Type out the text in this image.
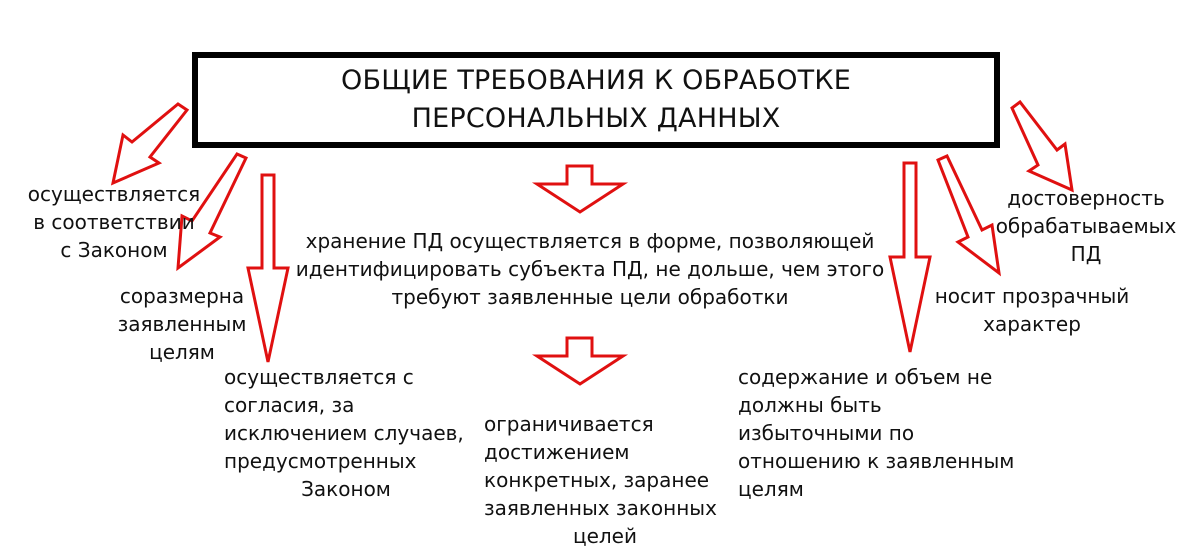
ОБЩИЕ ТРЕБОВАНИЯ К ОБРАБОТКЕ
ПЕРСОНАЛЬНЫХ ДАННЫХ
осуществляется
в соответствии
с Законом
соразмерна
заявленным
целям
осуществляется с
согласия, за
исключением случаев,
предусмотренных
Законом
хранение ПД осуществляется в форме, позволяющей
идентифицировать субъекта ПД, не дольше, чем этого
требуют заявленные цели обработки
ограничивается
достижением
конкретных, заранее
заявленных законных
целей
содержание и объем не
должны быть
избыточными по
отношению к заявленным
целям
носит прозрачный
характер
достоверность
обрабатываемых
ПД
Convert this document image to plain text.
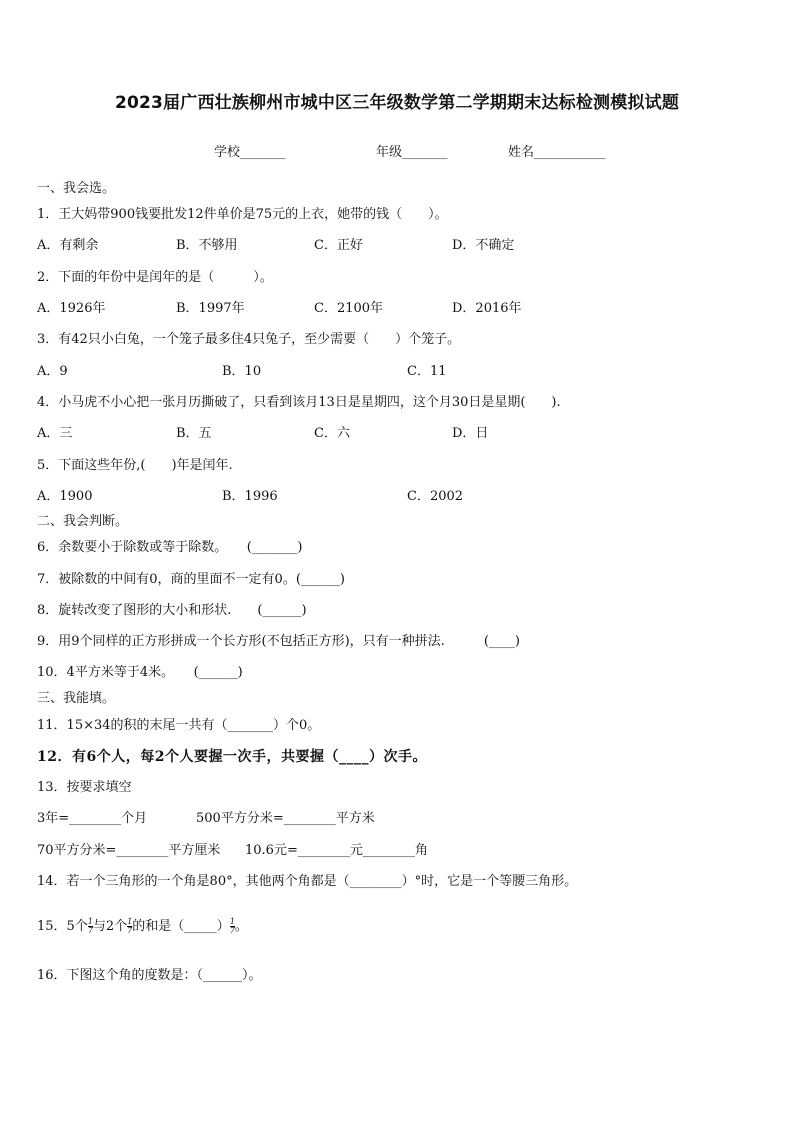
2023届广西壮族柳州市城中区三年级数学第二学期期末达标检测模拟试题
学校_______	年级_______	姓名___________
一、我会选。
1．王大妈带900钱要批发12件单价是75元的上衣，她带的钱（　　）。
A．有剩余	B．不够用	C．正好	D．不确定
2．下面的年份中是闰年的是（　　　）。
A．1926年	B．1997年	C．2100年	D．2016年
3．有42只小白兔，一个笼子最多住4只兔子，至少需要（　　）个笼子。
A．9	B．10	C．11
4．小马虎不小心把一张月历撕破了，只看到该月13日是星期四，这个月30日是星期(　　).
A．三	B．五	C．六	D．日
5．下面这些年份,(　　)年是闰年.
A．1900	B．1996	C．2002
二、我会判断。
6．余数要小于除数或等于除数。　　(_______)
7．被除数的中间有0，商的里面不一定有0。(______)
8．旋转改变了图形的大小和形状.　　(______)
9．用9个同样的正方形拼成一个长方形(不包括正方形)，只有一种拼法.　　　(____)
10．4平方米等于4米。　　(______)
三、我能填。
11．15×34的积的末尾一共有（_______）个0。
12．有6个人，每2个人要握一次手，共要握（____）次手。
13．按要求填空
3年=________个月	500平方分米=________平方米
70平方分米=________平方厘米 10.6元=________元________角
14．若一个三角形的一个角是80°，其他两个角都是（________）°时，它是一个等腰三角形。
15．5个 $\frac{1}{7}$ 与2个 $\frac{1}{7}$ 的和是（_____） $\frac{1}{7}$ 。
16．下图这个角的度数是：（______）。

*****

• [What needs to be done]:
From the listing above, copy out each line where the word "image" appears.

• [Written solution]:
Type out the text in this image.
Convert this document image to plain text.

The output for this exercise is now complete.